Extracted data entries:

--------------------

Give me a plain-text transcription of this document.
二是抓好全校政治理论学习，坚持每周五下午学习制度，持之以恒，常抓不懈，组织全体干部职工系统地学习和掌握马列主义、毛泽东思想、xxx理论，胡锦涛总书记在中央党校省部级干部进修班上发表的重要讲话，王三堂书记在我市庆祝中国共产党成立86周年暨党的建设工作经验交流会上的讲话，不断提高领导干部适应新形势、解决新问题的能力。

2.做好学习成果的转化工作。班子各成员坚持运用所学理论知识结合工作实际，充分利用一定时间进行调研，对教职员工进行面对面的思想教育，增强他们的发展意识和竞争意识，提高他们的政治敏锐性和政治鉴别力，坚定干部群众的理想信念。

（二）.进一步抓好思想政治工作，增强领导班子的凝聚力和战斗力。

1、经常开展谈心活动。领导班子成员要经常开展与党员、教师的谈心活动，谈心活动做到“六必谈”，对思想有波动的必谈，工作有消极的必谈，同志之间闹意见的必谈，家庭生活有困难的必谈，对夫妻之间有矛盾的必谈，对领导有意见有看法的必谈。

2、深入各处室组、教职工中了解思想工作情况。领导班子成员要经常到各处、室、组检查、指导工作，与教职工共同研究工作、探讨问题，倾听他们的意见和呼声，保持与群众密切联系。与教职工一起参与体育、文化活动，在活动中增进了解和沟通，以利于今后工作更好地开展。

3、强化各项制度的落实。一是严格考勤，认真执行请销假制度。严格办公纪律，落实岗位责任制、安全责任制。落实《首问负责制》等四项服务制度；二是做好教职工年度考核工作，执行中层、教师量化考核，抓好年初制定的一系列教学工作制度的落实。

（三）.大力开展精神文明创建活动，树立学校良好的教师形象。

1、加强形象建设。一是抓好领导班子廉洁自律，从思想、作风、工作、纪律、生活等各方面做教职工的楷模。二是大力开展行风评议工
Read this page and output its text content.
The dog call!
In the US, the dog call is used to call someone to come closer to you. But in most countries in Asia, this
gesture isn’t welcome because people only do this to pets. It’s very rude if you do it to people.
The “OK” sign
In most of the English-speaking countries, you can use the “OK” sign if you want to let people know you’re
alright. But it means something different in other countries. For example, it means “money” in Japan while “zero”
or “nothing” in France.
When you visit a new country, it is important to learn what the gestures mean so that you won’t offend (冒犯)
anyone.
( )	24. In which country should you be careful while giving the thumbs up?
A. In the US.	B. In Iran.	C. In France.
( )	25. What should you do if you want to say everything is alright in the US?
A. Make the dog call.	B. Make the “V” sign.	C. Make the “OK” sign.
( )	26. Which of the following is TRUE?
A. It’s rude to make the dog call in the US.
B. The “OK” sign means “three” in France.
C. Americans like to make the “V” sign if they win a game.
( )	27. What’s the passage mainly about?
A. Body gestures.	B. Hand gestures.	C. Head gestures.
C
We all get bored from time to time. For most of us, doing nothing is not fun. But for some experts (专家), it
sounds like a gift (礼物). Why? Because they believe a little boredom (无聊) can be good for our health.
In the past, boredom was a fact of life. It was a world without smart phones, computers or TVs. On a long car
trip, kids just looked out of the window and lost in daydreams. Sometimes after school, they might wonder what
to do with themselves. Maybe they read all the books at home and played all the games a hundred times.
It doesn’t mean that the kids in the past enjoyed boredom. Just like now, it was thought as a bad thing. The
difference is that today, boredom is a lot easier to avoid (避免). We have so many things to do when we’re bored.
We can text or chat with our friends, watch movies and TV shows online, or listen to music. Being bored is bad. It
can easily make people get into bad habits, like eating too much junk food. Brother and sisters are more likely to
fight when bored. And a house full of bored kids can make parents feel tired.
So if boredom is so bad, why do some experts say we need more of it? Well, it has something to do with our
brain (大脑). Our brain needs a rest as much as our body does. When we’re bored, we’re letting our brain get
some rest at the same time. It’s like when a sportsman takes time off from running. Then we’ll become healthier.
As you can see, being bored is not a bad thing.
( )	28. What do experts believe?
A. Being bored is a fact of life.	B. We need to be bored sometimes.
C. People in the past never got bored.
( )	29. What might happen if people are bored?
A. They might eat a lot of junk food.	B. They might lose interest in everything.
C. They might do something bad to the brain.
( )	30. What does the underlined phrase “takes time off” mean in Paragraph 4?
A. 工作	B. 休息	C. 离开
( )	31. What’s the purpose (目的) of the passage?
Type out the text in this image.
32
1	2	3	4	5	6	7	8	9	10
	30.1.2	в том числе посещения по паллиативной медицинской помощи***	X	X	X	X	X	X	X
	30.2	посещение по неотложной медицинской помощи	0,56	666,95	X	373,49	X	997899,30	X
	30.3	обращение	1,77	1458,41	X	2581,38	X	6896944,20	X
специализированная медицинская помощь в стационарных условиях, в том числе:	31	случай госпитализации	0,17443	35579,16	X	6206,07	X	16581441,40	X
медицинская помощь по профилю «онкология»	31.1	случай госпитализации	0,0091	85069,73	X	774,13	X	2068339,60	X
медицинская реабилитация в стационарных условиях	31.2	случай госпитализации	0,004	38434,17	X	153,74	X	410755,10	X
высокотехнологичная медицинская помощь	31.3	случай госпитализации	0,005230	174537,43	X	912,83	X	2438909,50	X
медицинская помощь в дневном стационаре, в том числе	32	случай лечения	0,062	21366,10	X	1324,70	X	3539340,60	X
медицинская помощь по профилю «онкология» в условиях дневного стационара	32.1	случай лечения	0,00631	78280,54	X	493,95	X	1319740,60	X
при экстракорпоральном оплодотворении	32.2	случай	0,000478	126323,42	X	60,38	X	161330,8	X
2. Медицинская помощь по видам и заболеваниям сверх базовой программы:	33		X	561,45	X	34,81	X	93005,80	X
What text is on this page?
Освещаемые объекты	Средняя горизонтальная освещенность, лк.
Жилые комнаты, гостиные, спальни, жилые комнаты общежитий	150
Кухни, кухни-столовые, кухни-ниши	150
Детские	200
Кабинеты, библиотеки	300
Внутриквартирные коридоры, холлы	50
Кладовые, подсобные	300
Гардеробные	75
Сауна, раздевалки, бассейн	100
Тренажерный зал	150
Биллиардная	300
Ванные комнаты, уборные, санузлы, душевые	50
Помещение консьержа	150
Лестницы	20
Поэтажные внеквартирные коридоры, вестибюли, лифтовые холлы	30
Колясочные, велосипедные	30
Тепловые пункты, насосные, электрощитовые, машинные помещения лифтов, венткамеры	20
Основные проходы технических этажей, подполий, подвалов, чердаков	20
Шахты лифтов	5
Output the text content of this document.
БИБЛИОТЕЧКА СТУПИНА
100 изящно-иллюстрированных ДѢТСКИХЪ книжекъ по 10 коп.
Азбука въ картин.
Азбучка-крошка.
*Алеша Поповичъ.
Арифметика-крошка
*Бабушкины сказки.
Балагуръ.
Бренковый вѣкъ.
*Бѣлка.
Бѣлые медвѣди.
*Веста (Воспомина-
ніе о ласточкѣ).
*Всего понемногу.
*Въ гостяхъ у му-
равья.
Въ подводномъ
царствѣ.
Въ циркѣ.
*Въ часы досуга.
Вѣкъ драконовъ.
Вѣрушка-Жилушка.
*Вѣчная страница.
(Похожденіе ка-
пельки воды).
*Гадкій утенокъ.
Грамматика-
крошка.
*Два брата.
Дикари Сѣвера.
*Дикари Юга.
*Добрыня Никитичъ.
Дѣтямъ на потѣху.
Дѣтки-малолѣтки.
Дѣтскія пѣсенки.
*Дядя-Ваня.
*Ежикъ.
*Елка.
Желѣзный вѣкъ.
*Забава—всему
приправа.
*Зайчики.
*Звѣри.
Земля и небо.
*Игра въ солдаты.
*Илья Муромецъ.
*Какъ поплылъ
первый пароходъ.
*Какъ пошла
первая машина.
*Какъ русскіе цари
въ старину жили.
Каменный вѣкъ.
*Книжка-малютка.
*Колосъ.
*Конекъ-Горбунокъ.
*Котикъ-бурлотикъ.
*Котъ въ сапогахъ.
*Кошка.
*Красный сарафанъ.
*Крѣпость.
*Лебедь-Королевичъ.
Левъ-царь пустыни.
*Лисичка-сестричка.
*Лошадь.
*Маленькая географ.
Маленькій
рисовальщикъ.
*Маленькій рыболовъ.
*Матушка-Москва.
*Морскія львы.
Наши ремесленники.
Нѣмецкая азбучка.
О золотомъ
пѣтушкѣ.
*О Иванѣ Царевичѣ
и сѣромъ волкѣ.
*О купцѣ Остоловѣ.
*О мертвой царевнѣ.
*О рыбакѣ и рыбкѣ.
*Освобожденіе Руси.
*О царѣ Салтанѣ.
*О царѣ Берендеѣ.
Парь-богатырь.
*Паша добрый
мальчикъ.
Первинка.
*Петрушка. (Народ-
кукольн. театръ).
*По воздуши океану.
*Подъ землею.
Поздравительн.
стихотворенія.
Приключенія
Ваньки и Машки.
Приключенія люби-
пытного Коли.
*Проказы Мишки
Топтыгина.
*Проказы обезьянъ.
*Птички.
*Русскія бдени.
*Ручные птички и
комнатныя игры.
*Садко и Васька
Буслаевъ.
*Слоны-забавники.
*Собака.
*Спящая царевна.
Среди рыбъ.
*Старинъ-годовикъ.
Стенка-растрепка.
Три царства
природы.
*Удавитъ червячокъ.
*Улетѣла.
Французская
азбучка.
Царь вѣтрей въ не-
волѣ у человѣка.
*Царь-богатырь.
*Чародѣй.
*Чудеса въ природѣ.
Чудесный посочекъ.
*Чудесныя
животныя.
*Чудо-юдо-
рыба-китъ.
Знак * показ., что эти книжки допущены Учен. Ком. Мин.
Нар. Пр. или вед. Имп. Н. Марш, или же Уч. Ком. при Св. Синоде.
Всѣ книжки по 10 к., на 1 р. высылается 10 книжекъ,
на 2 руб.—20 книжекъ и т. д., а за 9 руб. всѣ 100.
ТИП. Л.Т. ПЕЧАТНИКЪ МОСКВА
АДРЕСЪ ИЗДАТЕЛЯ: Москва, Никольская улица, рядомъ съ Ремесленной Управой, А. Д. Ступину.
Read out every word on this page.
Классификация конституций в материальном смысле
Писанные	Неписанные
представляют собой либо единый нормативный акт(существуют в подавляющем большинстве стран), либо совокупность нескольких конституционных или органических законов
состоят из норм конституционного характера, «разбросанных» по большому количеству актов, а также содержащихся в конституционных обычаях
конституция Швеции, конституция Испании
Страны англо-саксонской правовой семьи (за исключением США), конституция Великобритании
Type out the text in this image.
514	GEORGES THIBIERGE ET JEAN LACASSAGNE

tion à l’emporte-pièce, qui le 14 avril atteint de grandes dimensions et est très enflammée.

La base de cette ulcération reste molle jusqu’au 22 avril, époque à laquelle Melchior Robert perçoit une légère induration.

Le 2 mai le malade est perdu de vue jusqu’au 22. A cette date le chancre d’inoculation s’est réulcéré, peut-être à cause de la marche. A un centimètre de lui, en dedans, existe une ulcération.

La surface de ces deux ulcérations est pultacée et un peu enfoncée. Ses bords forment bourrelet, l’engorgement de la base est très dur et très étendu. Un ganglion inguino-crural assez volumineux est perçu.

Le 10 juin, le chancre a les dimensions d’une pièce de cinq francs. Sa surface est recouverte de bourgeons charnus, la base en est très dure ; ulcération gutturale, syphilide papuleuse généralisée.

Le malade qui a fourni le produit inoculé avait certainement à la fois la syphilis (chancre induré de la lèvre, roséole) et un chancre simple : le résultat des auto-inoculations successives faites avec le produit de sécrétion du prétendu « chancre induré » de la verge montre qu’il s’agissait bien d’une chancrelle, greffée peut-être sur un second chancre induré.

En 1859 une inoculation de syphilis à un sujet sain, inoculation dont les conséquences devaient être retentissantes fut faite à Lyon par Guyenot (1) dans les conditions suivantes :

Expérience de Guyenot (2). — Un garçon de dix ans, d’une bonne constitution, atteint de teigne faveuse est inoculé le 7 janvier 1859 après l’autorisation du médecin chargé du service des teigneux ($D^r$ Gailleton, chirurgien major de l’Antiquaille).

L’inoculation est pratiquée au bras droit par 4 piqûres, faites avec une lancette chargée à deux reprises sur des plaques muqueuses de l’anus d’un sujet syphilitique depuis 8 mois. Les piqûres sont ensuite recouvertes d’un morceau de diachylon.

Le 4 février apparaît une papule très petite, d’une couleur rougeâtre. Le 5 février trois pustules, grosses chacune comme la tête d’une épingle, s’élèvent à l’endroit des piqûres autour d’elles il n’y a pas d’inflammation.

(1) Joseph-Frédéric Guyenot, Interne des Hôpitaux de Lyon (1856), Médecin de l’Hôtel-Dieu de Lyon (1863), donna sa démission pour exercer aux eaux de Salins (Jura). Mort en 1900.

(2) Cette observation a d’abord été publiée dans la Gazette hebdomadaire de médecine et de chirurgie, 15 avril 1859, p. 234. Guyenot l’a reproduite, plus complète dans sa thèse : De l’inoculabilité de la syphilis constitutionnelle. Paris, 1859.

--------------------

▶ Goal: Identify and copy all lines with the word "brain".

▶ Answer to the exercise:
brain (大脑). Our brain needs a rest as much as our body does. When we’re bored, we’re letting our brain get
C. They might do something bad to the brain.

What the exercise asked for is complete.